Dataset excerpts
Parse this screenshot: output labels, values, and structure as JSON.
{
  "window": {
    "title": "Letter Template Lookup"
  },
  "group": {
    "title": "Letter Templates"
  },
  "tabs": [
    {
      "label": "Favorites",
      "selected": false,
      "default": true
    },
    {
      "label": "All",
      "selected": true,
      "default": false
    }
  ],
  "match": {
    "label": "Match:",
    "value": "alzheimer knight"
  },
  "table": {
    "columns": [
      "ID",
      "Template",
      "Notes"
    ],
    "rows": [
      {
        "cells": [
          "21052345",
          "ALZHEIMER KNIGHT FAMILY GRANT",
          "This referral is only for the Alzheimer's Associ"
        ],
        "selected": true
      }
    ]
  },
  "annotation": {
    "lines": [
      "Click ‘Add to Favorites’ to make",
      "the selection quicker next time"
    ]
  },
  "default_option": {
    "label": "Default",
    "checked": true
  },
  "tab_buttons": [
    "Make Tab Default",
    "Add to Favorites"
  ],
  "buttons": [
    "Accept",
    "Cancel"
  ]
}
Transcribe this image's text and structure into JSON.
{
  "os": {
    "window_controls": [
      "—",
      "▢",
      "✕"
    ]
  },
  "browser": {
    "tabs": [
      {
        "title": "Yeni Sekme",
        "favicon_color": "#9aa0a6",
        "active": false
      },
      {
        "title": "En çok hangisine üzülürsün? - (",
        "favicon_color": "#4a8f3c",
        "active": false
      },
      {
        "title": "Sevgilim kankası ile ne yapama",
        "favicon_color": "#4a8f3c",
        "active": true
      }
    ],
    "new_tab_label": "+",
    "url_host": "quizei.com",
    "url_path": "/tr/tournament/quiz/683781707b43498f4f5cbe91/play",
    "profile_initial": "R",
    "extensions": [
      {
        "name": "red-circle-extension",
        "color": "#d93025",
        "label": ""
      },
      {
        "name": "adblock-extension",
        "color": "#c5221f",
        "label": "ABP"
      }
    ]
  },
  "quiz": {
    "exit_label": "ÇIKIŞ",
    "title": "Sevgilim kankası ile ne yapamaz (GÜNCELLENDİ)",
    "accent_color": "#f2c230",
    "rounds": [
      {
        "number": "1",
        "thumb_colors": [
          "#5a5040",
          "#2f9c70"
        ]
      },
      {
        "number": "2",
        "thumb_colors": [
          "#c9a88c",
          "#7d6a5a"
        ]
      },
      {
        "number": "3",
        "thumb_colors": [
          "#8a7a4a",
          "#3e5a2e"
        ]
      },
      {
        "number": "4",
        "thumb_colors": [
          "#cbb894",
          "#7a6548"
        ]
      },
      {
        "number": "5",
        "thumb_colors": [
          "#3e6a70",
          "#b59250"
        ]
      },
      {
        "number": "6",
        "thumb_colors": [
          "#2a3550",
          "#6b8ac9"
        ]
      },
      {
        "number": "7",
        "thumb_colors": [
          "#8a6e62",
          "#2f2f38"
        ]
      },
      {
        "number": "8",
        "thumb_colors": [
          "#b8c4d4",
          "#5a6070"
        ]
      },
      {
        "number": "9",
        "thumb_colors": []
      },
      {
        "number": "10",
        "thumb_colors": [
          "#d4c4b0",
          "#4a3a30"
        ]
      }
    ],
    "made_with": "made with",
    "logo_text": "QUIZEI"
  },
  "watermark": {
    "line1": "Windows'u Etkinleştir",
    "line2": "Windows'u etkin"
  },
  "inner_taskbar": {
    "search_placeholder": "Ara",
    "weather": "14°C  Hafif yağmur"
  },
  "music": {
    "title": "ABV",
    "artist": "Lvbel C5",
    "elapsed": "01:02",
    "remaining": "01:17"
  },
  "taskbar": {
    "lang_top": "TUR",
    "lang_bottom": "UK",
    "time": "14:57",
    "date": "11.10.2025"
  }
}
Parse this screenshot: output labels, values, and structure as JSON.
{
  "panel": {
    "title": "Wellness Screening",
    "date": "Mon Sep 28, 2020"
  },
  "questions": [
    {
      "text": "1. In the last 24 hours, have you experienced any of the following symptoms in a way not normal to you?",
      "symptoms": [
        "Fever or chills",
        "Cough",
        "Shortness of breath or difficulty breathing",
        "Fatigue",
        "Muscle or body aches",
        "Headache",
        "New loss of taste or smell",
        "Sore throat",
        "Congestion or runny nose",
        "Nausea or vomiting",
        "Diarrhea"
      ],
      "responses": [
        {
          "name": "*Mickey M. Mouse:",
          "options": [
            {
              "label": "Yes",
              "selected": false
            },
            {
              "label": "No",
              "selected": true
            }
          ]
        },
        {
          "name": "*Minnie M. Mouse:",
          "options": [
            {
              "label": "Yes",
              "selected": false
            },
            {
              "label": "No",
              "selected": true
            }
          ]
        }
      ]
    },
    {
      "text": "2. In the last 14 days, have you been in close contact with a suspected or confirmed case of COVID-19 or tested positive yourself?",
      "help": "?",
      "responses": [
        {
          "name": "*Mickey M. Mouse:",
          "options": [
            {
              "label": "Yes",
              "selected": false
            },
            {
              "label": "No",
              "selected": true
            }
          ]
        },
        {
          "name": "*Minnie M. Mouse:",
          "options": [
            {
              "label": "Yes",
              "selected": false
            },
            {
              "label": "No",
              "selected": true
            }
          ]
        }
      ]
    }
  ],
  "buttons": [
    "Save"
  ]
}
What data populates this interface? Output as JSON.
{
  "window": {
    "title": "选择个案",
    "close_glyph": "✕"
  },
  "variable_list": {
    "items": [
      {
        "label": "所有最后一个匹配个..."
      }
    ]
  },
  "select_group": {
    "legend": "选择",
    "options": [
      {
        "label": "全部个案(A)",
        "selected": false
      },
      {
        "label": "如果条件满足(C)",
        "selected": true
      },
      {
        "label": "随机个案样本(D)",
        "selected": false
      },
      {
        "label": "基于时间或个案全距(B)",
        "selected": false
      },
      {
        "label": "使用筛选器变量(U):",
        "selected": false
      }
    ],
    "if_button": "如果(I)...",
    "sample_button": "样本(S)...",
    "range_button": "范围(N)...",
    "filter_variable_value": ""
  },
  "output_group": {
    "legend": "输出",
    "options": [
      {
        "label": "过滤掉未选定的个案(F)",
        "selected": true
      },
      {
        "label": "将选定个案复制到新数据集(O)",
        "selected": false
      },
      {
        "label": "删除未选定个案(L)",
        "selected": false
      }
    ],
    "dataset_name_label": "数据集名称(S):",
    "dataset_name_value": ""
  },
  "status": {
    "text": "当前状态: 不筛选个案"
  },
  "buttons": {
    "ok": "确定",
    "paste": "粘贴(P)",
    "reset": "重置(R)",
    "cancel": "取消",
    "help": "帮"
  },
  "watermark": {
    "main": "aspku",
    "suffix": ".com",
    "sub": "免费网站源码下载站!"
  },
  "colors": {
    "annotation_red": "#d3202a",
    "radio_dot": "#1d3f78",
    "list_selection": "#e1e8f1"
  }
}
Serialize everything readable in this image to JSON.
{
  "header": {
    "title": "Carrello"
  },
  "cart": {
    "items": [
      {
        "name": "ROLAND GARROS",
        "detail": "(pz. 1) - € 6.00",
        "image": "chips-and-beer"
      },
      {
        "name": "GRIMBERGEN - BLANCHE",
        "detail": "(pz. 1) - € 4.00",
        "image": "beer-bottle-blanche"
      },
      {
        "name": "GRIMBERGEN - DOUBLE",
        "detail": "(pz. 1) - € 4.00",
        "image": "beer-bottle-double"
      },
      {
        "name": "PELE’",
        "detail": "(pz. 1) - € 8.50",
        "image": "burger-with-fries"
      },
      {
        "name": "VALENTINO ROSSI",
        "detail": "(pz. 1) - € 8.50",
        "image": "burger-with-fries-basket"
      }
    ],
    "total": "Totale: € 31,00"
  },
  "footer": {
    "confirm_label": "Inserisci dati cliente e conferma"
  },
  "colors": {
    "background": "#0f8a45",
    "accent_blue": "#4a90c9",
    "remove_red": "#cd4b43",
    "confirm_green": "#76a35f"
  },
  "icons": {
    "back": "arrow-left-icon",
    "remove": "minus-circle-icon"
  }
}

[WHAT YOU ARE ASKED TO DO]
In the entries above, some lines may contain the string "title"; report how many, without additional comment.

[COMPLETED TASK]
10